═══ Information supplied

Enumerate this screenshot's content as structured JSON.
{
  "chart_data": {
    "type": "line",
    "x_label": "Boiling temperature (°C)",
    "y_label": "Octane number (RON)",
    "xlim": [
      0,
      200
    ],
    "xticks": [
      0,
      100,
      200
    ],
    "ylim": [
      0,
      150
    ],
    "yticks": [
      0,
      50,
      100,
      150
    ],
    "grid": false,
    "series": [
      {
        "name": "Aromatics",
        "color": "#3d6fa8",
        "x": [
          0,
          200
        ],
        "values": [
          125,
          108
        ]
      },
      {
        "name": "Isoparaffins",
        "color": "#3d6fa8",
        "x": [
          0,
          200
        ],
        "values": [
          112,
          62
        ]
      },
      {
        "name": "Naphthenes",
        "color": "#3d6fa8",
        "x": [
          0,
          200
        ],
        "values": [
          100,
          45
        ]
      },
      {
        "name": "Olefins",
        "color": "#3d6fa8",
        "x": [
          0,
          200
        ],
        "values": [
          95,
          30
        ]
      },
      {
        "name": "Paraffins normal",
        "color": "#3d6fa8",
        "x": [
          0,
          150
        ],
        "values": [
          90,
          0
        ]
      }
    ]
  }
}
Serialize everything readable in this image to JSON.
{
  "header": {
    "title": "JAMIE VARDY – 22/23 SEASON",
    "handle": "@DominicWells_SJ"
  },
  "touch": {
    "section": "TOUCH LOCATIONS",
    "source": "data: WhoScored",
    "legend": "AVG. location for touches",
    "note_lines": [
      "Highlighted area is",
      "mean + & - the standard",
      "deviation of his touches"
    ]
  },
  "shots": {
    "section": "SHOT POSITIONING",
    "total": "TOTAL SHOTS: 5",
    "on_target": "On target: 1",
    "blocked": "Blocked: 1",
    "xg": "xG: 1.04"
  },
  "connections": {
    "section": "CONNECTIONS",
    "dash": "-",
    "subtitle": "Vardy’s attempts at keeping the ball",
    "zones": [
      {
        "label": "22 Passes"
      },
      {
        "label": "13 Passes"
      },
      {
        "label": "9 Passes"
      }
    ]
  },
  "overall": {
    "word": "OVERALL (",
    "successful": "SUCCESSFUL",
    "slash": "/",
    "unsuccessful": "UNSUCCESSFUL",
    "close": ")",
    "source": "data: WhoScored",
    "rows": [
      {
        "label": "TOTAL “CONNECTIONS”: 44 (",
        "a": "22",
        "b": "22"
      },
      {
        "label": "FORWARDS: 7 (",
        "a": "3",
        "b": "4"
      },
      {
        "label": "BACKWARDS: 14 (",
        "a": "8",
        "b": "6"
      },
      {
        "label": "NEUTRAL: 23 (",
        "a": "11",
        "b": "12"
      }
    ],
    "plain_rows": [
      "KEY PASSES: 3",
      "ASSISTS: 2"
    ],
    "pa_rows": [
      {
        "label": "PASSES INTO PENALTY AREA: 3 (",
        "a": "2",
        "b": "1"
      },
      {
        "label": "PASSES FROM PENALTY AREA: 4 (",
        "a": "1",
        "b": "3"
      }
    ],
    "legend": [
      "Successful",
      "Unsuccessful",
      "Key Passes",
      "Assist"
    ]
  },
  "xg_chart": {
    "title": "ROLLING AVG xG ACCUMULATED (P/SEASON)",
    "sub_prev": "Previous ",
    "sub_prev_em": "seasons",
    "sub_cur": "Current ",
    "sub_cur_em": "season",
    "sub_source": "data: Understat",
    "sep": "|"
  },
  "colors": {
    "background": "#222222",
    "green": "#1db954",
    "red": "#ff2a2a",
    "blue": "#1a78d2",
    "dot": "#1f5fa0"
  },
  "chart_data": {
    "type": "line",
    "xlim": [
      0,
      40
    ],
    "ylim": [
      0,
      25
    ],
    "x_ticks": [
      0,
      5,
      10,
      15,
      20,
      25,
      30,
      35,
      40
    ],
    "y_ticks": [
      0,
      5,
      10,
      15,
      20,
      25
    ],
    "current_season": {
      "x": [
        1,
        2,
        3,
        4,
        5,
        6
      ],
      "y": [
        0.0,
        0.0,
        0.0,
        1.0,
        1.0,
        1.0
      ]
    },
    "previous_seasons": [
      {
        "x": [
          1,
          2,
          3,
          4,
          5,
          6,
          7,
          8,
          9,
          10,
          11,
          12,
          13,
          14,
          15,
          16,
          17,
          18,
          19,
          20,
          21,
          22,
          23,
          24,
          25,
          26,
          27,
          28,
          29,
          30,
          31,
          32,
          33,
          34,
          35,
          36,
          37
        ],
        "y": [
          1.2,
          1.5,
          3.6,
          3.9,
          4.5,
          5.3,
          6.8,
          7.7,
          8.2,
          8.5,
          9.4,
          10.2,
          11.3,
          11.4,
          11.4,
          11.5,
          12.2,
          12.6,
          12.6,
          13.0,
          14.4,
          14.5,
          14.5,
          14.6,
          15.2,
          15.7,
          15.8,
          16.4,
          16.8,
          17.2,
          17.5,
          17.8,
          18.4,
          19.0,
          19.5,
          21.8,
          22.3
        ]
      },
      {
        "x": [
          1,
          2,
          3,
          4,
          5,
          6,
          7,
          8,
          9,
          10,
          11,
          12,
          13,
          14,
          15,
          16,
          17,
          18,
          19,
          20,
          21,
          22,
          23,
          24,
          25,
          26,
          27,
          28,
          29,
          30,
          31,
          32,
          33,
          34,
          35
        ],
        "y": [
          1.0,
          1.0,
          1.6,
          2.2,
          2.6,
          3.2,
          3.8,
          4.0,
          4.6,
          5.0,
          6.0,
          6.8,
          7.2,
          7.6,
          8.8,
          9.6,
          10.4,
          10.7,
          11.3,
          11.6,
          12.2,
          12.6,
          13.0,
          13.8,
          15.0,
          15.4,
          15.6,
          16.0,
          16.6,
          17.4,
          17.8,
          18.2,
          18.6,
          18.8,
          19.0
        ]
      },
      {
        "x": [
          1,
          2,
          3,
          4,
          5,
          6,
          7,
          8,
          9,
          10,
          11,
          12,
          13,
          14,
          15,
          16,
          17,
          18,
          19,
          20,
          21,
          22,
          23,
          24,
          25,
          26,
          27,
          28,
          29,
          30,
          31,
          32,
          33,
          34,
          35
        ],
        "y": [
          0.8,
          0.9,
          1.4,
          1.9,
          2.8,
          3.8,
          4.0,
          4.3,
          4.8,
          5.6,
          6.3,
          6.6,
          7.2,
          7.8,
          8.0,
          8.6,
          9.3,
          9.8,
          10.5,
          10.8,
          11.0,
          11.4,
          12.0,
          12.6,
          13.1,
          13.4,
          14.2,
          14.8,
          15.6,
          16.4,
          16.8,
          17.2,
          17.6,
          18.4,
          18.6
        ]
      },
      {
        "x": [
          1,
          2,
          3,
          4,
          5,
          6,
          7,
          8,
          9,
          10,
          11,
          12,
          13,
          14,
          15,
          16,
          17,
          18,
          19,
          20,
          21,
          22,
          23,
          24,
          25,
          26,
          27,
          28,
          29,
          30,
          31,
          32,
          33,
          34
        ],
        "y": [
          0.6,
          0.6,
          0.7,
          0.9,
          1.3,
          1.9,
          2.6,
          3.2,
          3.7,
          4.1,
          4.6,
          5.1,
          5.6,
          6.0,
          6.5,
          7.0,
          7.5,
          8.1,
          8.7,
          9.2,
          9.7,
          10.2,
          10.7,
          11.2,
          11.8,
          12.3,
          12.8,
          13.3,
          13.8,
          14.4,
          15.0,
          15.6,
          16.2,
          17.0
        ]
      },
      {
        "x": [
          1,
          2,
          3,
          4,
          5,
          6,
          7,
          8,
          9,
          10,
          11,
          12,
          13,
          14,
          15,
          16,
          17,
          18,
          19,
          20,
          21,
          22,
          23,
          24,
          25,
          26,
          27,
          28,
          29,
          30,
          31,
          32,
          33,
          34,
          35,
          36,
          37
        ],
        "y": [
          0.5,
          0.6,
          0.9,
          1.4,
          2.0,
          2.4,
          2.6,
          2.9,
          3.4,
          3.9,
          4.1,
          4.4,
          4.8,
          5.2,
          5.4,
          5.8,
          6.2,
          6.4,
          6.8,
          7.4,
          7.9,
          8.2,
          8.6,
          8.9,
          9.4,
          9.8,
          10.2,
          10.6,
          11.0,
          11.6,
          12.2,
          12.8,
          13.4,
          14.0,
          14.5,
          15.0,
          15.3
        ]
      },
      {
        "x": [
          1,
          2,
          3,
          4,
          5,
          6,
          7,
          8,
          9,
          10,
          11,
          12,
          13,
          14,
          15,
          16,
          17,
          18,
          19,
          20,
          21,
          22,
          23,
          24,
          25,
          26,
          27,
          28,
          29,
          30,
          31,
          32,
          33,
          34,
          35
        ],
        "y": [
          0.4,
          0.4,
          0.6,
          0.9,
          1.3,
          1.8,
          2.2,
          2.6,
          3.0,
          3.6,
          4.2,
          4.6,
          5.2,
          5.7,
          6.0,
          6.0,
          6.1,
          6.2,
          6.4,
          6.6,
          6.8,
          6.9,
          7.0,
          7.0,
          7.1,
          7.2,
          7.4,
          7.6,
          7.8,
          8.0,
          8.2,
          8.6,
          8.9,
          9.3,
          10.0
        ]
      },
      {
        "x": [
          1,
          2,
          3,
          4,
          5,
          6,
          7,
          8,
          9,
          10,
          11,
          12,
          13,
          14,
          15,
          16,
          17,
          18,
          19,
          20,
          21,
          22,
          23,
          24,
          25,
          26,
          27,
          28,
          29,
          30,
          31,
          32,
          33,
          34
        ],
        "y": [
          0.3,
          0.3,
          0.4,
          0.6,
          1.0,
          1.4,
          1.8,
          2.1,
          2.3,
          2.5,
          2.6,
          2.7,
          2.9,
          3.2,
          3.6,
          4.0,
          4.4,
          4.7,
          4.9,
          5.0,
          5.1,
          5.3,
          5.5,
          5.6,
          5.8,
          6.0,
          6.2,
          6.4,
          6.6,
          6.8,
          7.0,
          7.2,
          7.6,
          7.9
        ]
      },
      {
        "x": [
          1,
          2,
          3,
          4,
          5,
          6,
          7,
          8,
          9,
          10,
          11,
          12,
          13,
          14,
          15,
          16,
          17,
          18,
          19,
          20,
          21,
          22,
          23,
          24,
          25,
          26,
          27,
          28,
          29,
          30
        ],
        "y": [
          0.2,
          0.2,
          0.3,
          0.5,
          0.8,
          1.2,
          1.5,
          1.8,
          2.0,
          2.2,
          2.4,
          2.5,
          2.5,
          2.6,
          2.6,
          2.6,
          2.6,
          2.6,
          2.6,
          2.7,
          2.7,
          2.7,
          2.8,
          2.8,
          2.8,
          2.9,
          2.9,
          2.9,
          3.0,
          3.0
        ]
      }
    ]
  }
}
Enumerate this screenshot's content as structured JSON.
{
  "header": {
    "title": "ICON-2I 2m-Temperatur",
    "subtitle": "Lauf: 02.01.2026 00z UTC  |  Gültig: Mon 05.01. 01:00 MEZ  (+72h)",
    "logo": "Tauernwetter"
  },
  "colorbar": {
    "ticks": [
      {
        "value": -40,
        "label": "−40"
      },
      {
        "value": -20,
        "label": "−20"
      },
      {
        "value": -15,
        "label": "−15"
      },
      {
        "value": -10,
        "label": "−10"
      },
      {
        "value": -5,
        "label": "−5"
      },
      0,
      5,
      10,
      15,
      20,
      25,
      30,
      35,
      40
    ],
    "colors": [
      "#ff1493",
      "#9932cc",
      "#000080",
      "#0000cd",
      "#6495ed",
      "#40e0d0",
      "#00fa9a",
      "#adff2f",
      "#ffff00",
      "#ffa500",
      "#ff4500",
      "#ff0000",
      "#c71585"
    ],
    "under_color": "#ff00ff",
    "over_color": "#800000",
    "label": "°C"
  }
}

══════

Instruction: Look for "name" and pull out every line that has it.

Answer to this problem:
        "name": "Aromatics",
        "name": "Isoparaffins",
        "name": "Naphthenes",
        "name": "Olefins",
        "name": "Paraffins normal",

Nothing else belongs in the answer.